<<<<

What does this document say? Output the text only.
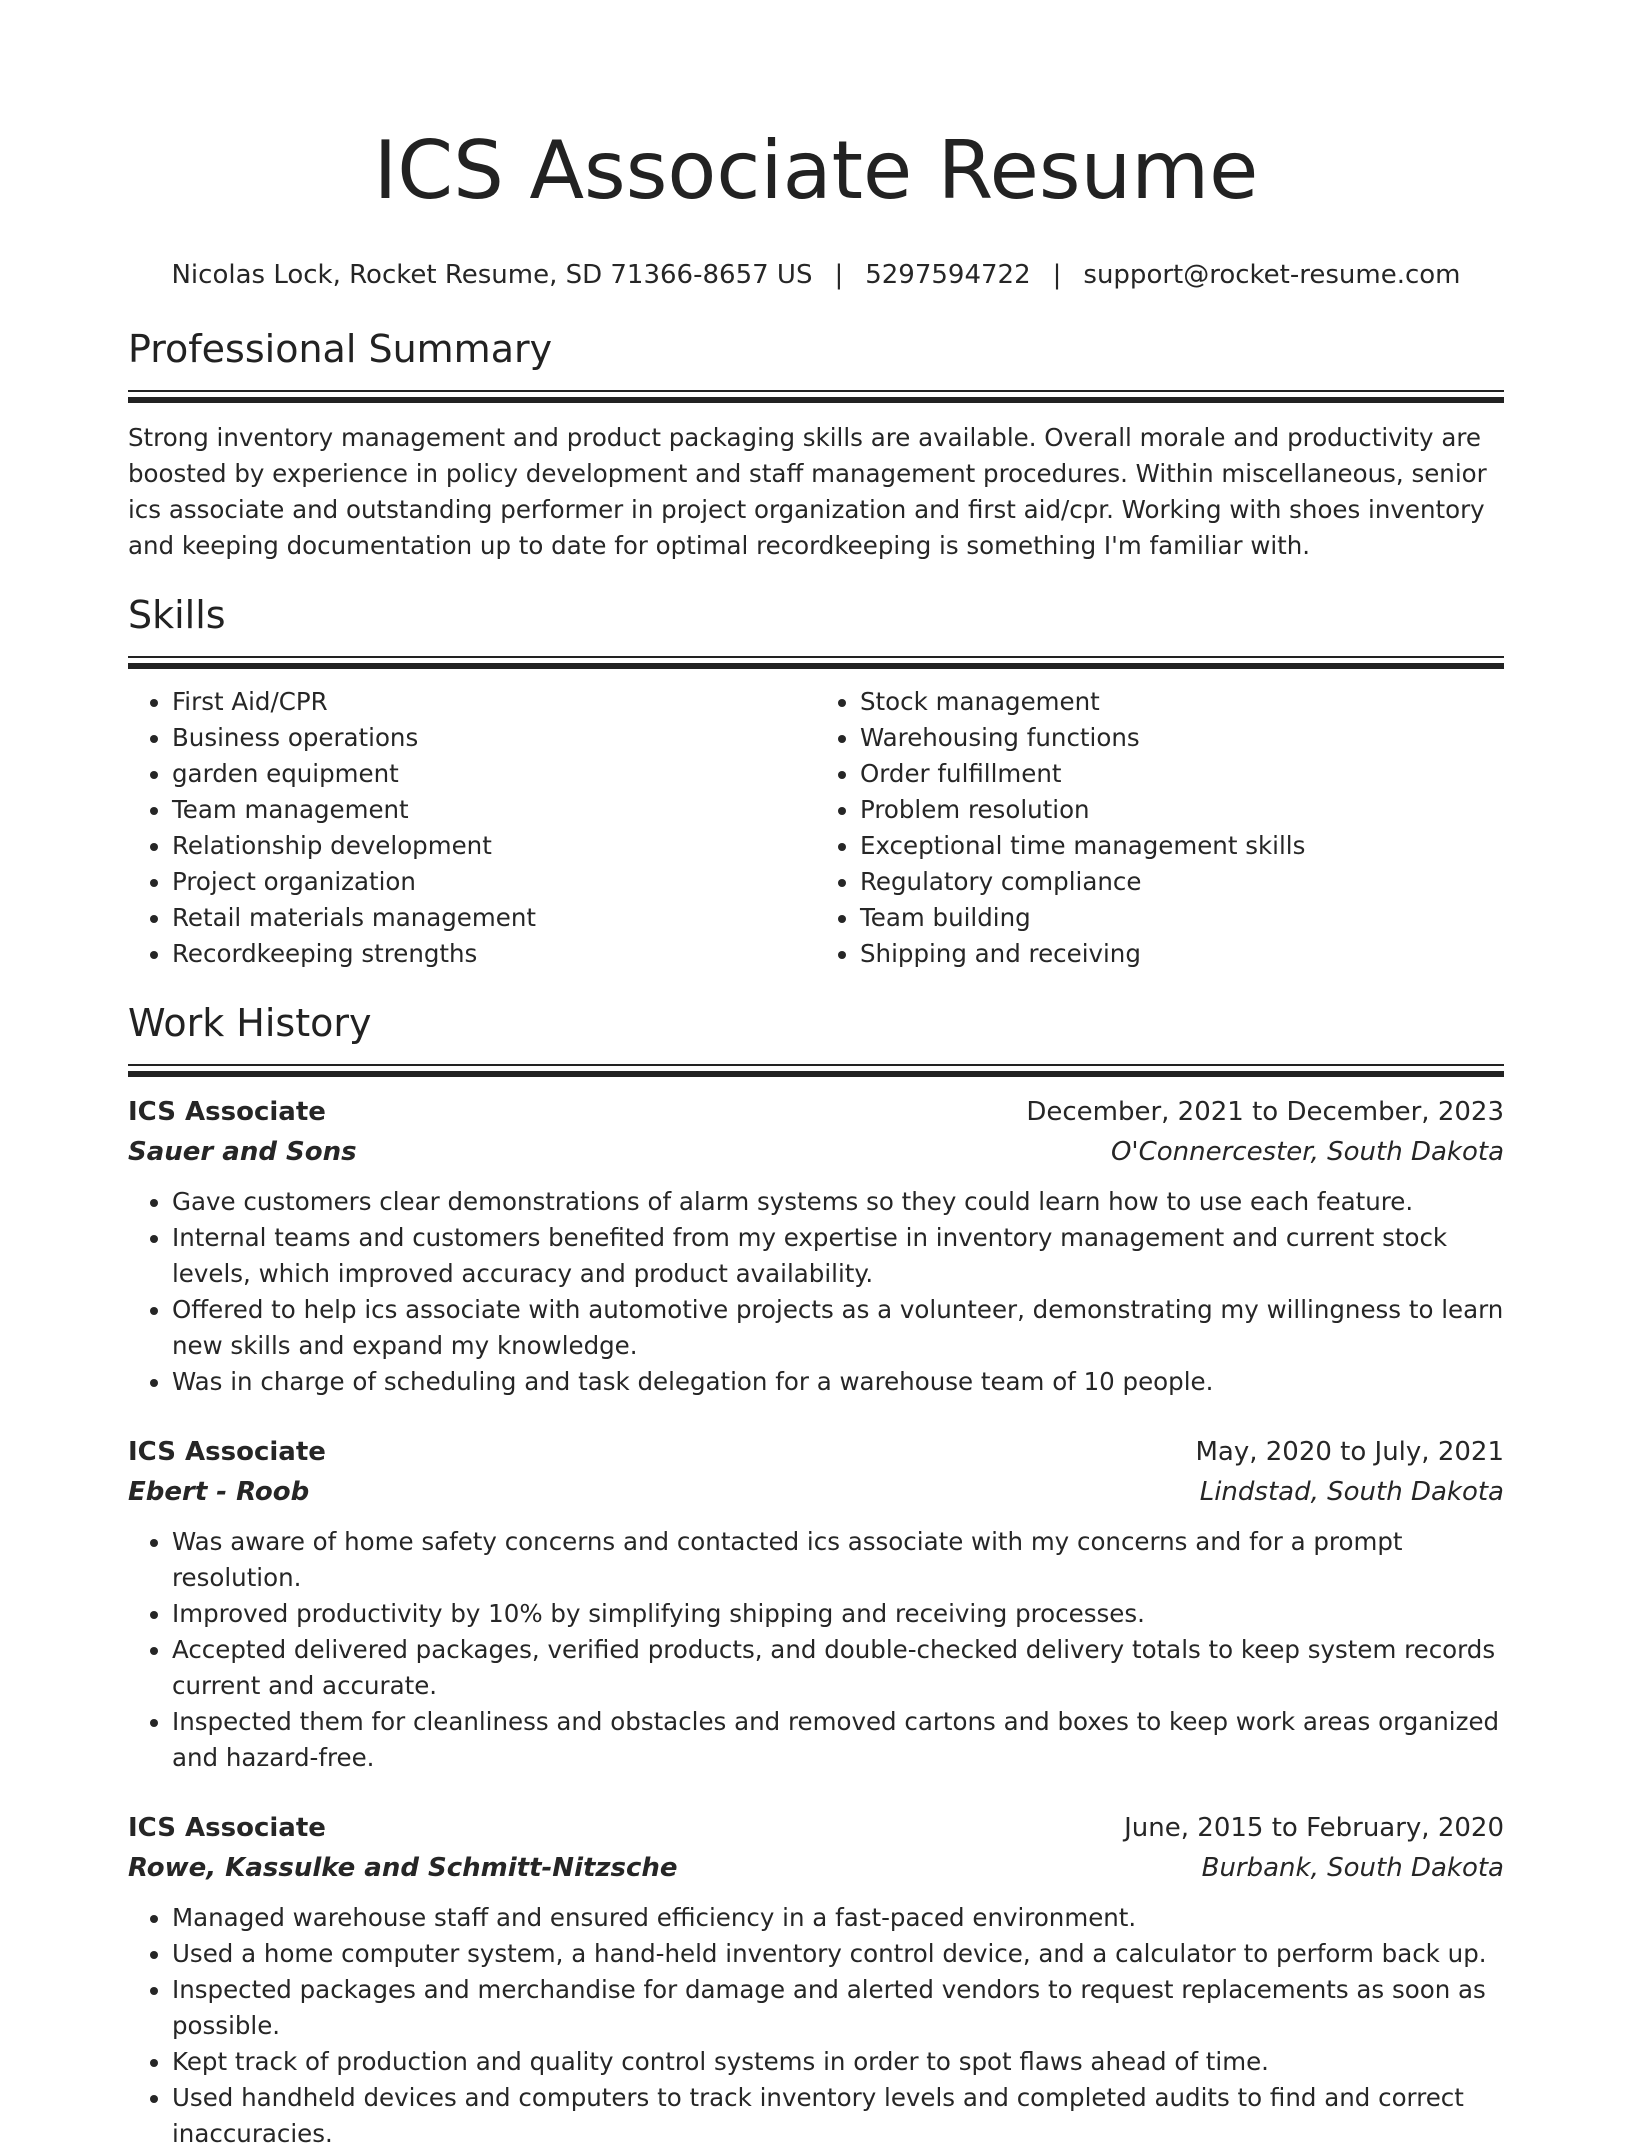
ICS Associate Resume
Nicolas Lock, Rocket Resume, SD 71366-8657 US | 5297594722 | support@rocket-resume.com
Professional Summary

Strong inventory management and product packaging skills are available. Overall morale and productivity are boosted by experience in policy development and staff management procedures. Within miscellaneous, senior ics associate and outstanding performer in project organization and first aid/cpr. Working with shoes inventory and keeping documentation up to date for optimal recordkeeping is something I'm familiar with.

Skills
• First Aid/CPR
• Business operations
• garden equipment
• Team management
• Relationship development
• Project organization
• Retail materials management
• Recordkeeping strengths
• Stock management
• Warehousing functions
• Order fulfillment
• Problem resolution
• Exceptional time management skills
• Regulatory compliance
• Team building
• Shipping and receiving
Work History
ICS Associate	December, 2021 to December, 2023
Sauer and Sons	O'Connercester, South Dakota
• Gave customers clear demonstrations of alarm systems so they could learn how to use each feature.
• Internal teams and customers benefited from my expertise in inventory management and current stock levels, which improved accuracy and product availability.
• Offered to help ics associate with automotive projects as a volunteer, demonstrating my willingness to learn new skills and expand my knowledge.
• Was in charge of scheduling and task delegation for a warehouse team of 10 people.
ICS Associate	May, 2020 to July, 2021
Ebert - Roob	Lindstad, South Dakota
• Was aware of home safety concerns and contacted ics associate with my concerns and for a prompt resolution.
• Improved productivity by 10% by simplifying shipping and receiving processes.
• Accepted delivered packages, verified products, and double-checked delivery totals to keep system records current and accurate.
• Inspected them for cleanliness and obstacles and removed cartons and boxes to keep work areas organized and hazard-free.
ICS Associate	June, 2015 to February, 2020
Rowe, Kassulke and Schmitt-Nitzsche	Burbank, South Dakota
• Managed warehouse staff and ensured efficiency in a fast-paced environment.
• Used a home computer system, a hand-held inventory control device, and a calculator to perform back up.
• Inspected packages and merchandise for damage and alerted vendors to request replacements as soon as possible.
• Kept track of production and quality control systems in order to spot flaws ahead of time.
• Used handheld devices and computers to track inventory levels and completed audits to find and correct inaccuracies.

>>>>

# Prompt:
Without the pictures, extract every entry verbatim.

# Task output:
What does this document say? Output the text only.
ICS Associate Resume
Nicolas Lock, Rocket Resume, SD 71366-8657 US | 5297594722 | support@rocket-resume.com
Professional Summary

Strong inventory management and product packaging skills are available. Overall morale and productivity are boosted by experience in policy development and staff management procedures. Within miscellaneous, senior ics associate and outstanding performer in project organization and first aid/cpr. Working with shoes inventory and keeping documentation up to date for optimal recordkeeping is something I'm familiar with.

Skills
• First Aid/CPR
• Business operations
• garden equipment
• Team management
• Relationship development
• Project organization
• Retail materials management
• Recordkeeping strengths
• Stock management
• Warehousing functions
• Order fulfillment
• Problem resolution
• Exceptional time management skills
• Regulatory compliance
• Team building
• Shipping and receiving
Work History
ICS Associate	December, 2021 to December, 2023
Sauer and Sons	O'Connercester, South Dakota
• Gave customers clear demonstrations of alarm systems so they could learn how to use each feature.
• Internal teams and customers benefited from my expertise in inventory management and current stock levels, which improved accuracy and product availability.
• Offered to help ics associate with automotive projects as a volunteer, demonstrating my willingness to learn new skills and expand my knowledge.
• Was in charge of scheduling and task delegation for a warehouse team of 10 people.
ICS Associate	May, 2020 to July, 2021
Ebert - Roob	Lindstad, South Dakota
• Was aware of home safety concerns and contacted ics associate with my concerns and for a prompt resolution.
• Improved productivity by 10% by simplifying shipping and receiving processes.
• Accepted delivered packages, verified products, and double-checked delivery totals to keep system records current and accurate.
• Inspected them for cleanliness and obstacles and removed cartons and boxes to keep work areas organized and hazard-free.
ICS Associate	June, 2015 to February, 2020
Rowe, Kassulke and Schmitt-Nitzsche	Burbank, South Dakota
• Managed warehouse staff and ensured efficiency in a fast-paced environment.
• Used a home computer system, a hand-held inventory control device, and a calculator to perform back up.
• Inspected packages and merchandise for damage and alerted vendors to request replacements as soon as possible.
• Kept track of production and quality control systems in order to spot flaws ahead of time.
• Used handheld devices and computers to track inventory levels and completed audits to find and correct inaccuracies.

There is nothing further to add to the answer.